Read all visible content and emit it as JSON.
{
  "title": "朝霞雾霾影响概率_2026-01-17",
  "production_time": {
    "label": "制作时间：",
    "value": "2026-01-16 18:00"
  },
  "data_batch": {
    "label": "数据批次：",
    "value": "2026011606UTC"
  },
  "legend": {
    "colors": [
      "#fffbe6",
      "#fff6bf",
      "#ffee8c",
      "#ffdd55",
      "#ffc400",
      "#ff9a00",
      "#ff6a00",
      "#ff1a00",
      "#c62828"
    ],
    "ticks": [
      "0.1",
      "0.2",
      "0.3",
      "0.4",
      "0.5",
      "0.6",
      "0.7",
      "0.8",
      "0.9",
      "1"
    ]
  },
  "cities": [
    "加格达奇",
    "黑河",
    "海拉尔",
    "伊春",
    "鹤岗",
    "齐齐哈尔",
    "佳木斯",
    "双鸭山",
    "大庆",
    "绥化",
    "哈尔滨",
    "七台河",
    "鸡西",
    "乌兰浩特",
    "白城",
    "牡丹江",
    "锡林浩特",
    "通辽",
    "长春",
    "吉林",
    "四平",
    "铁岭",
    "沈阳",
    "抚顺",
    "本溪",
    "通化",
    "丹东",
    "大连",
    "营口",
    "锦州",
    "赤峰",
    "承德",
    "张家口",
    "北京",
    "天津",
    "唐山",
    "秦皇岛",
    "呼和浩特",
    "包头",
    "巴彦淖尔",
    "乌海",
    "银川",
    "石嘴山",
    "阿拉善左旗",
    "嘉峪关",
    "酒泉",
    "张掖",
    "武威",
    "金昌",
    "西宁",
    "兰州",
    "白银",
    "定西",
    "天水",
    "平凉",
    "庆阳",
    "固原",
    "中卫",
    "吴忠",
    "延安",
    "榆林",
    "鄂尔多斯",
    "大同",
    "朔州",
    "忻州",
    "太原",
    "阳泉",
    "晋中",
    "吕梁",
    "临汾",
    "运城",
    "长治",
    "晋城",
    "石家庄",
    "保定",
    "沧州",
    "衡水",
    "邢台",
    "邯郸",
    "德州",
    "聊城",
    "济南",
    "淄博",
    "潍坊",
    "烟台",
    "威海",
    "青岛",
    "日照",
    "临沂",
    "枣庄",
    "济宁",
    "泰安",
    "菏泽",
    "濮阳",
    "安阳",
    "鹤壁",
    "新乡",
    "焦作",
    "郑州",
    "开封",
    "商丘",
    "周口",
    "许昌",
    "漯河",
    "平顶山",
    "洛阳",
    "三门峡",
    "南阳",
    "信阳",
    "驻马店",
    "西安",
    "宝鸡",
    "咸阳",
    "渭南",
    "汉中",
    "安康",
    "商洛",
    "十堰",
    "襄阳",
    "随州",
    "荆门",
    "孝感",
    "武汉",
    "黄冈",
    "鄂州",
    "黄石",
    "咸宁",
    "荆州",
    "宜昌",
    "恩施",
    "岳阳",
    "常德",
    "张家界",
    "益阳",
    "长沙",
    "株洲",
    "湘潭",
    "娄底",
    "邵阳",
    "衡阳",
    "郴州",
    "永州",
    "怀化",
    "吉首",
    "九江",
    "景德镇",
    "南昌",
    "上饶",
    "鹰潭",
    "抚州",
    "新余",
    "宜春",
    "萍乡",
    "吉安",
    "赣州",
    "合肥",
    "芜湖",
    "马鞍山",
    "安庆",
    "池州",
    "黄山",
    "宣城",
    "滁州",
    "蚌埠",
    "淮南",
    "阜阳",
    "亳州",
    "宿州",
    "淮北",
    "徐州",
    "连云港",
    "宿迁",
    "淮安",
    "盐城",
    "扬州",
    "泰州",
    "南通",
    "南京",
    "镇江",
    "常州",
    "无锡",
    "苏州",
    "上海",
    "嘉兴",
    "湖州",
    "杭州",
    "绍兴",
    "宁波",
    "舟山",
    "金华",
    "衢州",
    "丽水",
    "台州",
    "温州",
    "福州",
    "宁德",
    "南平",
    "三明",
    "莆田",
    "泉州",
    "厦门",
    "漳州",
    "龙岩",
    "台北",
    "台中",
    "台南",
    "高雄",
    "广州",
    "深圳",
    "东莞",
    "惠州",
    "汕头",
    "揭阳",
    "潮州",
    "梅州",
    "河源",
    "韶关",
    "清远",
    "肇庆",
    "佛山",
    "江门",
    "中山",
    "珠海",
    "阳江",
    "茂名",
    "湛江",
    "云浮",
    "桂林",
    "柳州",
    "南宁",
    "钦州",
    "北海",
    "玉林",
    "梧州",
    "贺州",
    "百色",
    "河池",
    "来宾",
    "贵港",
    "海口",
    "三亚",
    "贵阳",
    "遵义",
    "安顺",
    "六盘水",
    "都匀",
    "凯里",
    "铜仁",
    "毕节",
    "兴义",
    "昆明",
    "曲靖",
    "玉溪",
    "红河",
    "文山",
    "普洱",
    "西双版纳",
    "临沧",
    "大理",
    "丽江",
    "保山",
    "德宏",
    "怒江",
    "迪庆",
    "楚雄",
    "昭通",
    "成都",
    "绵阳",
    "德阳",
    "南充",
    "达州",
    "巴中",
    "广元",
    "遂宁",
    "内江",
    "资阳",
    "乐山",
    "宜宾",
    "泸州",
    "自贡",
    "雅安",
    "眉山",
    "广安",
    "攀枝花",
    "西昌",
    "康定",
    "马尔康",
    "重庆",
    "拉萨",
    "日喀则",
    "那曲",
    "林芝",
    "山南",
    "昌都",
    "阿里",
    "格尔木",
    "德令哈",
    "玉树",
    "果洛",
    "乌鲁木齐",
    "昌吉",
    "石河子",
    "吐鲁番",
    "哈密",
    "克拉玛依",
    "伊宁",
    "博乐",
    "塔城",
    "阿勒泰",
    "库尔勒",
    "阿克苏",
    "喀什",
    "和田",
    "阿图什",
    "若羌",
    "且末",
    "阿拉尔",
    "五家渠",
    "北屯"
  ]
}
——
_What this task involves_
Lines of the material that contain the word "value" are to be gathered.

_Final answer_
    "value": "2026-01-16 18:00"
    "value": "2026011606UTC"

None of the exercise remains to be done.